§ **What the task requires**
Pull out every line in the data that has the string "обороты" in it.

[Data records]

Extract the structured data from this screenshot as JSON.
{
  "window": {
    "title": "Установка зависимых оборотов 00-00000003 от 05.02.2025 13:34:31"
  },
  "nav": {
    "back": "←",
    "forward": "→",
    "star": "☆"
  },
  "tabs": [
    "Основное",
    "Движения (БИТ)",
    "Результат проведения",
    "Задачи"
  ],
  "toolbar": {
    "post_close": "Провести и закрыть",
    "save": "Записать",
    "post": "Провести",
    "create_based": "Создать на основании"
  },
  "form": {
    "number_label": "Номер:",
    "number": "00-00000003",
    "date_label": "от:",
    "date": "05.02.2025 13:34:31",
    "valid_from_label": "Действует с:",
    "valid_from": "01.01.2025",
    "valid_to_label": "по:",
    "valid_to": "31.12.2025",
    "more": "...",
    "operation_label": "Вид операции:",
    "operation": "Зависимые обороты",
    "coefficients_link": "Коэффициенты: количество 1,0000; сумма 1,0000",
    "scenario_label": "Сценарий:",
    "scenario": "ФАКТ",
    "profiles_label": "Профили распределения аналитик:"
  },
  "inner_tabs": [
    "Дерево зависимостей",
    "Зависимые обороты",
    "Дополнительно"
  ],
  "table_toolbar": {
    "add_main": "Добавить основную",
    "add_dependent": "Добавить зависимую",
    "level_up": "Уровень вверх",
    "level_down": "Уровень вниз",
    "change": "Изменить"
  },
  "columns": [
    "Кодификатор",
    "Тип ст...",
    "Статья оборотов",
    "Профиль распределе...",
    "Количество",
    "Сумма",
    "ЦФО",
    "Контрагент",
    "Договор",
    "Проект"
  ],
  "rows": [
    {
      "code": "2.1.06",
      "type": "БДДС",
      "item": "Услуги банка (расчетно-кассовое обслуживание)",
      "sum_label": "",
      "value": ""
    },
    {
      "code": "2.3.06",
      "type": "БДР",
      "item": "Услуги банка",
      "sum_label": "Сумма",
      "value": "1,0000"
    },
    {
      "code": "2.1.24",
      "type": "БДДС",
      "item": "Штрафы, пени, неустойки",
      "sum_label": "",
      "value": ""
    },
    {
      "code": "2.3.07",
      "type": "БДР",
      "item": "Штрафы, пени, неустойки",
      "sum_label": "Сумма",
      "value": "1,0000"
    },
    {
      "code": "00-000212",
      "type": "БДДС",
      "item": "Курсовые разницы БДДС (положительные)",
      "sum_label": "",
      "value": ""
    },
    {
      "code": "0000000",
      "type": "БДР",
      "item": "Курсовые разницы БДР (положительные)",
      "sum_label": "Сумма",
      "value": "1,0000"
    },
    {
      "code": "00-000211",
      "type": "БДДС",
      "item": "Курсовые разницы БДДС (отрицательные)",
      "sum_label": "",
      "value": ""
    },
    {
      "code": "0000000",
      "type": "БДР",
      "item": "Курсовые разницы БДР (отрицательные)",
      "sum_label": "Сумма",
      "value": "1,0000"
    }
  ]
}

§ **Written response**
    "operation": "Зависимые обороты",
    "Зависимые обороты",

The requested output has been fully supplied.